# Written problem
From the entries below, pull out each line where "JSON" appears.

[START Material to process]

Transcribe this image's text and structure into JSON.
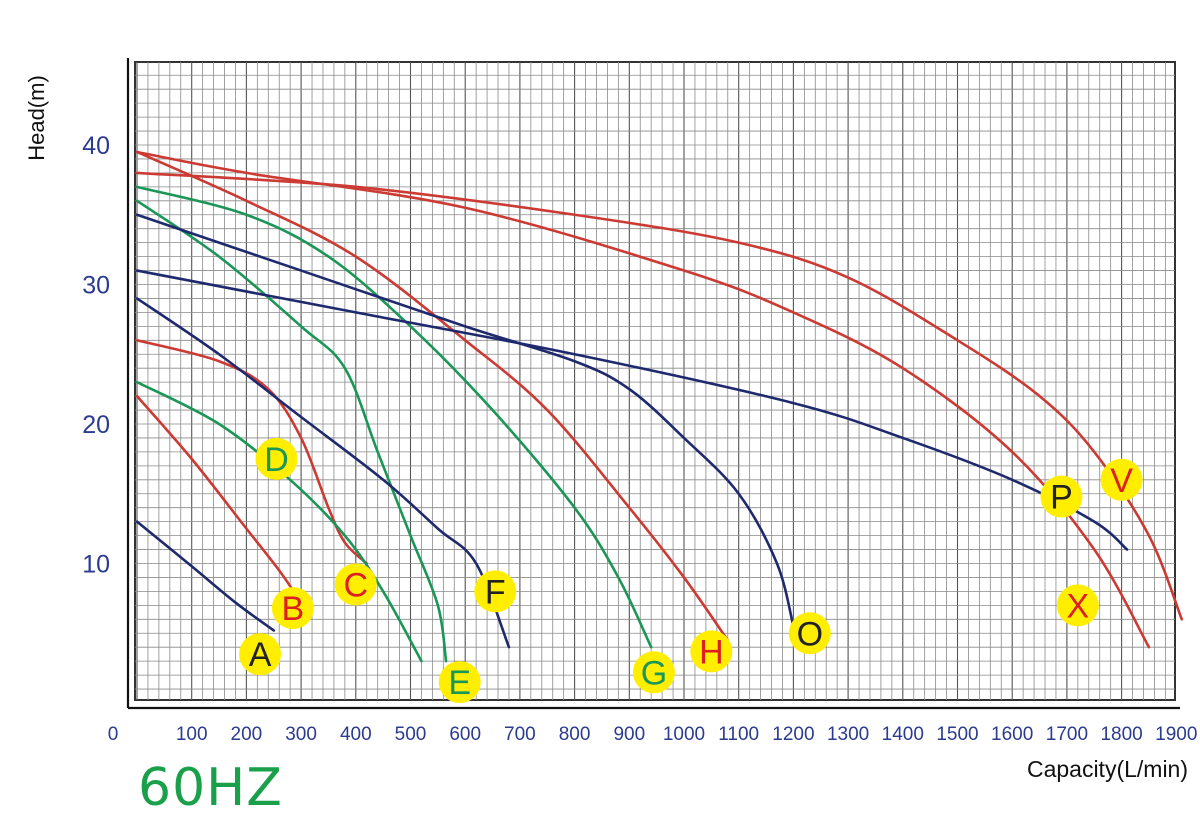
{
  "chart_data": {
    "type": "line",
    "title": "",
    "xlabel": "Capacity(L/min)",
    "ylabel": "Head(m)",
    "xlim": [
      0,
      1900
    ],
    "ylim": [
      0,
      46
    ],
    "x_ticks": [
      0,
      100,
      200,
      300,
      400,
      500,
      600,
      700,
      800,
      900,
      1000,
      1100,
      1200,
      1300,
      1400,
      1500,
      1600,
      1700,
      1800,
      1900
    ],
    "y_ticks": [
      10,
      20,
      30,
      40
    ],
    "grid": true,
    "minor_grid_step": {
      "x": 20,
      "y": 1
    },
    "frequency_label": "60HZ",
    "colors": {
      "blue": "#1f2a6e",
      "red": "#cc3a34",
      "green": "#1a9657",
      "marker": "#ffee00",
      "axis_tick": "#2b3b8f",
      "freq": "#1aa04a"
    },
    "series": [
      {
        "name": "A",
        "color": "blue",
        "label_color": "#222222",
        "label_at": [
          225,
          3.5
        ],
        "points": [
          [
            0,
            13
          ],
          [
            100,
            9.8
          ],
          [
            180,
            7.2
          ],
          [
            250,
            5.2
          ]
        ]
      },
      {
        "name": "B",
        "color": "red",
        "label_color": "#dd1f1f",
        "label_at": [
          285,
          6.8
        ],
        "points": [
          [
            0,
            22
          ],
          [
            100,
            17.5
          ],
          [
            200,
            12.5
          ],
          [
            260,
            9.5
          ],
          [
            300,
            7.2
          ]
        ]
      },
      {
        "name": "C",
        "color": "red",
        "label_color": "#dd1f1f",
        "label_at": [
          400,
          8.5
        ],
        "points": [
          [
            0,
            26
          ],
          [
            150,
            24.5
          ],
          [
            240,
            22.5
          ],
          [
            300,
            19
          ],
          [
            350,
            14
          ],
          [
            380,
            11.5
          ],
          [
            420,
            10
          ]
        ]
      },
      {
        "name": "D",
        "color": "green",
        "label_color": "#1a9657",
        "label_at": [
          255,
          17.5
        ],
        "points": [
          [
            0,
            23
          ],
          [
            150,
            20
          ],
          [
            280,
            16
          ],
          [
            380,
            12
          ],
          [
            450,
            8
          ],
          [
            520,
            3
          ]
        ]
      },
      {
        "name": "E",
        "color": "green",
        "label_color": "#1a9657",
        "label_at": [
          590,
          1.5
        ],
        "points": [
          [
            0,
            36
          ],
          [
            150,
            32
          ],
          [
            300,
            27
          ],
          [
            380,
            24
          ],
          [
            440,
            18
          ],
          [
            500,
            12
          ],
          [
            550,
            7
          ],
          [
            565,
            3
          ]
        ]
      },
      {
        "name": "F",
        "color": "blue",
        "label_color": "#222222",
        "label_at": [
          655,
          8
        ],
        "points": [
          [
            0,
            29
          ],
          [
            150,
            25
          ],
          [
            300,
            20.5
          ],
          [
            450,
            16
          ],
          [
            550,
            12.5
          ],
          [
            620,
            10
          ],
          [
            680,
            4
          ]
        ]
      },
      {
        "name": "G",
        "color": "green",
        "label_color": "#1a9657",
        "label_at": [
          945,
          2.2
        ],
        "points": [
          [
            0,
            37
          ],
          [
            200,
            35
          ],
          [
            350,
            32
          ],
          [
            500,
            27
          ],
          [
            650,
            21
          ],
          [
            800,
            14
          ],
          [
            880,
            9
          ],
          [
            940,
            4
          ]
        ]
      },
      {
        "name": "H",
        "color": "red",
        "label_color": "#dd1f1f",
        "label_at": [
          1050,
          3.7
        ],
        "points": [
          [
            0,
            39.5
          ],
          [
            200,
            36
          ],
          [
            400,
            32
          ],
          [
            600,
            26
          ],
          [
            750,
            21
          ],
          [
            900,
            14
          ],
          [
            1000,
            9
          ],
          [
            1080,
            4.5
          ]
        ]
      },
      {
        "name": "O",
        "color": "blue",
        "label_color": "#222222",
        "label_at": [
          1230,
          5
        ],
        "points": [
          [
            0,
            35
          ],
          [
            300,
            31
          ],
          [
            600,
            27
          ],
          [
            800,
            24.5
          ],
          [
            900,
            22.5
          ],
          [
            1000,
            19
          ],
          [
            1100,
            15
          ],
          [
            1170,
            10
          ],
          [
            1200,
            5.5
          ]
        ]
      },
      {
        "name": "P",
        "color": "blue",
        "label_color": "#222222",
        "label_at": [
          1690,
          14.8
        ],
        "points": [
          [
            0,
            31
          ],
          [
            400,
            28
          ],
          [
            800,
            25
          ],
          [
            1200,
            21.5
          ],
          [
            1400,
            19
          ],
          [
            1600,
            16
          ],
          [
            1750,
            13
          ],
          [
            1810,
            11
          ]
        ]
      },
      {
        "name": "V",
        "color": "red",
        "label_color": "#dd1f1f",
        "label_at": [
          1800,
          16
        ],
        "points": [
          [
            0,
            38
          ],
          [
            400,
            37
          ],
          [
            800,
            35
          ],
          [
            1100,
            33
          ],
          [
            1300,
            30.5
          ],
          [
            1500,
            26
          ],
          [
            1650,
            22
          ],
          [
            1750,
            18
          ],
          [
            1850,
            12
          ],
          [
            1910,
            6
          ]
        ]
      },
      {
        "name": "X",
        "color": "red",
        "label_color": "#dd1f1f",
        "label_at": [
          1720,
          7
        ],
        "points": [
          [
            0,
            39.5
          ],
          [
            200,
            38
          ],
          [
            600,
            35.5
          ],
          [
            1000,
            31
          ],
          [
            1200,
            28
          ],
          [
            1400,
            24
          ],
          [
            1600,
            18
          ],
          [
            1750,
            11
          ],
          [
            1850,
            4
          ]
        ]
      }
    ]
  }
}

[END Material to process]
[START Material to process]

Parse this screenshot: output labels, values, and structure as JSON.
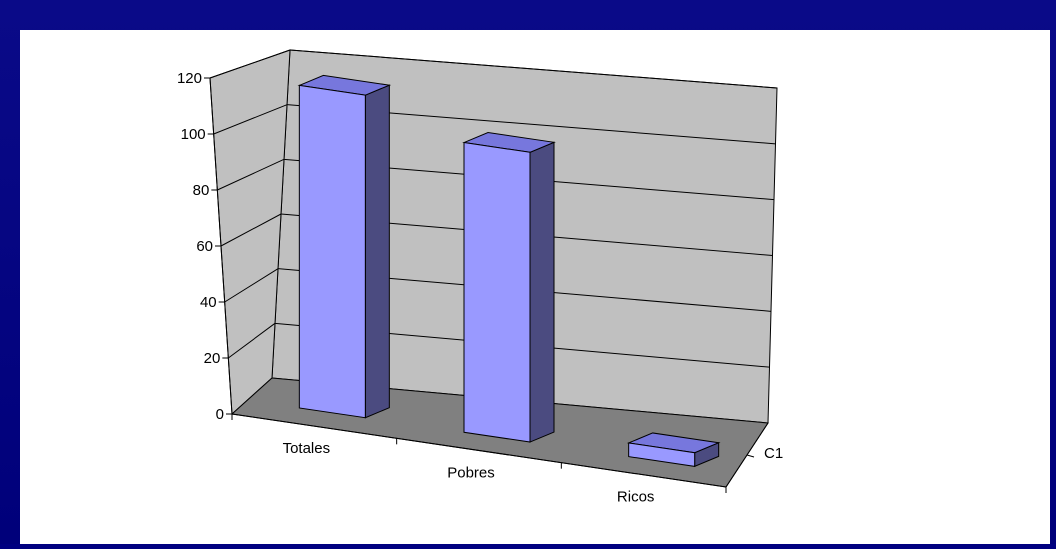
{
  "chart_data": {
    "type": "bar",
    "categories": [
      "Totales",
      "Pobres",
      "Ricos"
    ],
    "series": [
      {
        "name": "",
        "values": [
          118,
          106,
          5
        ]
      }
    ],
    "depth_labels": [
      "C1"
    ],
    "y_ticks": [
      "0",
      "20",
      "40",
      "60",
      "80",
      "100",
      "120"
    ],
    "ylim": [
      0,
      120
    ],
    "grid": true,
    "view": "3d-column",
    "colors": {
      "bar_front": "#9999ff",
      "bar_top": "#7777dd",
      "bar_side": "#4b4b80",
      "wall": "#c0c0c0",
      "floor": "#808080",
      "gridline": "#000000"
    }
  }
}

[END Material to process]

# Written solution
Transcribe this image's text and structure into JSON.
Parse this screenshot: output labels, values, and structure as JSON.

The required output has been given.